>>>>>

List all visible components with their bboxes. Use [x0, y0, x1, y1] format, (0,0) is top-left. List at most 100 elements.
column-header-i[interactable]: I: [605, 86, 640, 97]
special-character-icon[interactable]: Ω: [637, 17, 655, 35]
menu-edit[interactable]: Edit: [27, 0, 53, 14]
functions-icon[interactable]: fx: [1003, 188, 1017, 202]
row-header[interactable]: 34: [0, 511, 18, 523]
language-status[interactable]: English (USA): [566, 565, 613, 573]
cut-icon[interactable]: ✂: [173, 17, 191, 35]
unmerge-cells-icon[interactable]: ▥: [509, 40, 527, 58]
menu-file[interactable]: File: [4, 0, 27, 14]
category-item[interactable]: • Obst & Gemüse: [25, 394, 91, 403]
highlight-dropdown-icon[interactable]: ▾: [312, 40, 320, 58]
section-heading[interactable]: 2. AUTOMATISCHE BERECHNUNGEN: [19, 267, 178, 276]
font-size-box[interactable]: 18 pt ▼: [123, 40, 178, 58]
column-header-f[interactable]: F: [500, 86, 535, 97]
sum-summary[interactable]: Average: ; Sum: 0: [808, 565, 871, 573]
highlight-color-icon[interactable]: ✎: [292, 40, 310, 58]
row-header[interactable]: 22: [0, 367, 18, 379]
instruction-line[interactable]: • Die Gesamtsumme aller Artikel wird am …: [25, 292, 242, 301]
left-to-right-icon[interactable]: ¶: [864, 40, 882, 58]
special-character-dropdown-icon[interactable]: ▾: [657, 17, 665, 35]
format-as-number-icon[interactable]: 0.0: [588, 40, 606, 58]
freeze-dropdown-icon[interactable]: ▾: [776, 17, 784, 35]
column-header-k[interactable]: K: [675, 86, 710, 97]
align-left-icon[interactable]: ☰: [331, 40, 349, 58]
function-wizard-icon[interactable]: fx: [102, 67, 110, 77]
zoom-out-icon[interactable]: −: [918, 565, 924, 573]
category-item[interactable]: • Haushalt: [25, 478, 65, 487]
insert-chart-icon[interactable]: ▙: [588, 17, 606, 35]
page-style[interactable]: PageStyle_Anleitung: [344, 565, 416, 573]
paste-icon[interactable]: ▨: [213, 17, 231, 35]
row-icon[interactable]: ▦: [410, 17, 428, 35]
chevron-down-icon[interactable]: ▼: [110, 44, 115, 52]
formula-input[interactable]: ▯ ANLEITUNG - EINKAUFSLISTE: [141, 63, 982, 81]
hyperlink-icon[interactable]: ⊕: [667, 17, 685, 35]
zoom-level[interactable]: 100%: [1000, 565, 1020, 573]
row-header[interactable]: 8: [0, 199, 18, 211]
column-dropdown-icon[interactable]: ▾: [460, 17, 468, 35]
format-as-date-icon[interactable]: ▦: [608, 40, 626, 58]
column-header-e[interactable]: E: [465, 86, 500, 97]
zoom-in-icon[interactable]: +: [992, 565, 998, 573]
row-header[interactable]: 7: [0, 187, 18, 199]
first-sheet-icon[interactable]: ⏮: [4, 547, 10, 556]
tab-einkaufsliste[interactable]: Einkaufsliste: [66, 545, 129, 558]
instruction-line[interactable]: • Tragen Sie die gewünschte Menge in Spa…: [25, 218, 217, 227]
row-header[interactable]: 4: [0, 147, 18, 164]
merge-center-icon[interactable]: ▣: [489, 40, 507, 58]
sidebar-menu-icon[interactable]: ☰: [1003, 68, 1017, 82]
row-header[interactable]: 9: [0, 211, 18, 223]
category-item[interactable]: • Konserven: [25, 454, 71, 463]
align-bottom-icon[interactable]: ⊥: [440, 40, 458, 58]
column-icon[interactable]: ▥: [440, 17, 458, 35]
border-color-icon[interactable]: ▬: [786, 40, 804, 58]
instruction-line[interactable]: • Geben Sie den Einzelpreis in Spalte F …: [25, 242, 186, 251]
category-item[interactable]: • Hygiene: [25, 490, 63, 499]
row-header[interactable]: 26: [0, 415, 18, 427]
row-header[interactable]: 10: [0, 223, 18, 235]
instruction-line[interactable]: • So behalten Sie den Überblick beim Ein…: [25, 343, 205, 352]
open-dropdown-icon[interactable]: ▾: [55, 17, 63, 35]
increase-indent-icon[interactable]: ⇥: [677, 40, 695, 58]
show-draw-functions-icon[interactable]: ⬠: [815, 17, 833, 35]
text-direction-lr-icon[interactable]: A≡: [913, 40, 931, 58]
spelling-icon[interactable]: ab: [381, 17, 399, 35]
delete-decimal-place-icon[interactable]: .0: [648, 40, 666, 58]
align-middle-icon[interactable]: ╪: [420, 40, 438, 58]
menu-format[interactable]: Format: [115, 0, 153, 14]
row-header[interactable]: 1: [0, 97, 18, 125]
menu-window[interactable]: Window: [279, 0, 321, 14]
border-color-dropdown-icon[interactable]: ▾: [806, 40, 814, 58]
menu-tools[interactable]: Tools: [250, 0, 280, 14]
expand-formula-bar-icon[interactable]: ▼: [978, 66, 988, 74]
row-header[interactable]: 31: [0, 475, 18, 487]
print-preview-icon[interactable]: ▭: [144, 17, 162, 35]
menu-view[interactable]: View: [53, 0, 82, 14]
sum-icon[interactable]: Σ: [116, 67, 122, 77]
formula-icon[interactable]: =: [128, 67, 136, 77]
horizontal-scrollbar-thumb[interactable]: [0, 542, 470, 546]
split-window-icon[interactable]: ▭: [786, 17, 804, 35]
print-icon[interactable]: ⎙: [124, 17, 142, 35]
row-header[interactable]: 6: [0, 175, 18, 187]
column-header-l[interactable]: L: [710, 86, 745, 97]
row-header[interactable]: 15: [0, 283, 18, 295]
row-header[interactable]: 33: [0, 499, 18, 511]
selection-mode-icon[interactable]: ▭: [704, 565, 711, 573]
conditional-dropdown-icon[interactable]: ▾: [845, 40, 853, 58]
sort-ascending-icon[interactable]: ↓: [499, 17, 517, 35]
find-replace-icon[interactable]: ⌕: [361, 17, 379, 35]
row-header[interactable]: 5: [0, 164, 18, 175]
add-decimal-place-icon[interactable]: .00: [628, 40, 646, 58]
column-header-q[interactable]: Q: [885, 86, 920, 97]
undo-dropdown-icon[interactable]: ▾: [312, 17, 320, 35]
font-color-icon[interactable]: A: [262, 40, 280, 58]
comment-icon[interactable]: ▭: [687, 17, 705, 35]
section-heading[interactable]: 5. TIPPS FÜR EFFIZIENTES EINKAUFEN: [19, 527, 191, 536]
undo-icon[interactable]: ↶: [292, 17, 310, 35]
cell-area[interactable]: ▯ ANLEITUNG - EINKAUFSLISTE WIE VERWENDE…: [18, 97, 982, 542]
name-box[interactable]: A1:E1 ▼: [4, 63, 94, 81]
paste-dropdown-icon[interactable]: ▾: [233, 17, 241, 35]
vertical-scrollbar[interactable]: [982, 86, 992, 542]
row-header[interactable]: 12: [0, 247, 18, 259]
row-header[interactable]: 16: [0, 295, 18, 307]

<<<<<

Write out every line of the records above word for word, changing and omitting nothing.

Answer to this exercise =>
List all visible components with their bboxes. Use [x0, y0, x1, y1] format, (0,0) is top-left. List at most 100 elements.
column-header-i[interactable]: I: [605, 86, 640, 97]
special-character-icon[interactable]: Ω: [637, 17, 655, 35]
menu-edit[interactable]: Edit: [27, 0, 53, 14]
functions-icon[interactable]: fx: [1003, 188, 1017, 202]
row-header[interactable]: 34: [0, 511, 18, 523]
language-status[interactable]: English (USA): [566, 565, 613, 573]
cut-icon[interactable]: ✂: [173, 17, 191, 35]
unmerge-cells-icon[interactable]: ▥: [509, 40, 527, 58]
menu-file[interactable]: File: [4, 0, 27, 14]
category-item[interactable]: • Obst & Gemüse: [25, 394, 91, 403]
highlight-dropdown-icon[interactable]: ▾: [312, 40, 320, 58]
section-heading[interactable]: 2. AUTOMATISCHE BERECHNUNGEN: [19, 267, 178, 276]
font-size-box[interactable]: 18 pt ▼: [123, 40, 178, 58]
column-header-f[interactable]: F: [500, 86, 535, 97]
sum-summary[interactable]: Average: ; Sum: 0: [808, 565, 871, 573]
highlight-color-icon[interactable]: ✎: [292, 40, 310, 58]
row-header[interactable]: 22: [0, 367, 18, 379]
instruction-line[interactable]: • Die Gesamtsumme aller Artikel wird am …: [25, 292, 242, 301]
left-to-right-icon[interactable]: ¶: [864, 40, 882, 58]
special-character-dropdown-icon[interactable]: ▾: [657, 17, 665, 35]
format-as-number-icon[interactable]: 0.0: [588, 40, 606, 58]
freeze-dropdown-icon[interactable]: ▾: [776, 17, 784, 35]
column-header-k[interactable]: K: [675, 86, 710, 97]
align-left-icon[interactable]: ☰: [331, 40, 349, 58]
function-wizard-icon[interactable]: fx: [102, 67, 110, 77]
zoom-out-icon[interactable]: −: [918, 565, 924, 573]
category-item[interactable]: • Haushalt: [25, 478, 65, 487]
insert-chart-icon[interactable]: ▙: [588, 17, 606, 35]
page-style[interactable]: PageStyle_Anleitung: [344, 565, 416, 573]
paste-icon[interactable]: ▨: [213, 17, 231, 35]
row-icon[interactable]: ▦: [410, 17, 428, 35]
chevron-down-icon[interactable]: ▼: [110, 44, 115, 52]
formula-input[interactable]: ▯ ANLEITUNG - EINKAUFSLISTE: [141, 63, 982, 81]
hyperlink-icon[interactable]: ⊕: [667, 17, 685, 35]
zoom-level[interactable]: 100%: [1000, 565, 1020, 573]
row-header[interactable]: 8: [0, 199, 18, 211]
column-dropdown-icon[interactable]: ▾: [460, 17, 468, 35]
format-as-date-icon[interactable]: ▦: [608, 40, 626, 58]
column-header-e[interactable]: E: [465, 86, 500, 97]
zoom-in-icon[interactable]: +: [992, 565, 998, 573]
row-header[interactable]: 7: [0, 187, 18, 199]
first-sheet-icon[interactable]: ⏮: [4, 547, 10, 556]
tab-einkaufsliste[interactable]: Einkaufsliste: [66, 545, 129, 558]
instruction-line[interactable]: • Tragen Sie die gewünschte Menge in Spa…: [25, 218, 217, 227]
row-header[interactable]: 4: [0, 147, 18, 164]
merge-center-icon[interactable]: ▣: [489, 40, 507, 58]
sidebar-menu-icon[interactable]: ☰: [1003, 68, 1017, 82]
row-header[interactable]: 9: [0, 211, 18, 223]
category-item[interactable]: • Konserven: [25, 454, 71, 463]
align-bottom-icon[interactable]: ⊥: [440, 40, 458, 58]
column-icon[interactable]: ▥: [440, 17, 458, 35]
border-color-icon[interactable]: ▬: [786, 40, 804, 58]
instruction-line[interactable]: • Geben Sie den Einzelpreis in Spalte F …: [25, 242, 186, 251]
category-item[interactable]: • Hygiene: [25, 490, 63, 499]
row-header[interactable]: 26: [0, 415, 18, 427]
row-header[interactable]: 10: [0, 223, 18, 235]
instruction-line[interactable]: • So behalten Sie den Überblick beim Ein…: [25, 343, 205, 352]
open-dropdown-icon[interactable]: ▾: [55, 17, 63, 35]
increase-indent-icon[interactable]: ⇥: [677, 40, 695, 58]
show-draw-functions-icon[interactable]: ⬠: [815, 17, 833, 35]
text-direction-lr-icon[interactable]: A≡: [913, 40, 931, 58]
spelling-icon[interactable]: ab: [381, 17, 399, 35]
delete-decimal-place-icon[interactable]: .0: [648, 40, 666, 58]
align-middle-icon[interactable]: ╪: [420, 40, 438, 58]
menu-format[interactable]: Format: [115, 0, 153, 14]
row-header[interactable]: 1: [0, 97, 18, 125]
menu-window[interactable]: Window: [279, 0, 321, 14]
border-color-dropdown-icon[interactable]: ▾: [806, 40, 814, 58]
menu-tools[interactable]: Tools: [250, 0, 280, 14]
expand-formula-bar-icon[interactable]: ▼: [978, 66, 988, 74]
row-header[interactable]: 31: [0, 475, 18, 487]
print-preview-icon[interactable]: ▭: [144, 17, 162, 35]
menu-view[interactable]: View: [53, 0, 82, 14]
sum-icon[interactable]: Σ: [116, 67, 122, 77]
formula-icon[interactable]: =: [128, 67, 136, 77]
horizontal-scrollbar-thumb[interactable]: [0, 542, 470, 546]
split-window-icon[interactable]: ▭: [786, 17, 804, 35]
print-icon[interactable]: ⎙: [124, 17, 142, 35]
row-header[interactable]: 6: [0, 175, 18, 187]
column-header-l[interactable]: L: [710, 86, 745, 97]
row-header[interactable]: 15: [0, 283, 18, 295]
row-header[interactable]: 33: [0, 499, 18, 511]
selection-mode-icon[interactable]: ▭: [704, 565, 711, 573]
conditional-dropdown-icon[interactable]: ▾: [845, 40, 853, 58]
sort-ascending-icon[interactable]: ↓: [499, 17, 517, 35]
find-replace-icon[interactable]: ⌕: [361, 17, 379, 35]
row-header[interactable]: 5: [0, 164, 18, 175]
add-decimal-place-icon[interactable]: .00: [628, 40, 646, 58]
column-header-q[interactable]: Q: [885, 86, 920, 97]
undo-dropdown-icon[interactable]: ▾: [312, 17, 320, 35]
font-color-icon[interactable]: A: [262, 40, 280, 58]
comment-icon[interactable]: ▭: [687, 17, 705, 35]
section-heading[interactable]: 5. TIPPS FÜR EFFIZIENTES EINKAUFEN: [19, 527, 191, 536]
undo-icon[interactable]: ↶: [292, 17, 310, 35]
cell-area[interactable]: ▯ ANLEITUNG - EINKAUFSLISTE WIE VERWENDE…: [18, 97, 982, 542]
name-box[interactable]: A1:E1 ▼: [4, 63, 94, 81]
paste-dropdown-icon[interactable]: ▾: [233, 17, 241, 35]
vertical-scrollbar[interactable]: [982, 86, 992, 542]
row-header[interactable]: 12: [0, 247, 18, 259]
row-header[interactable]: 16: [0, 295, 18, 307]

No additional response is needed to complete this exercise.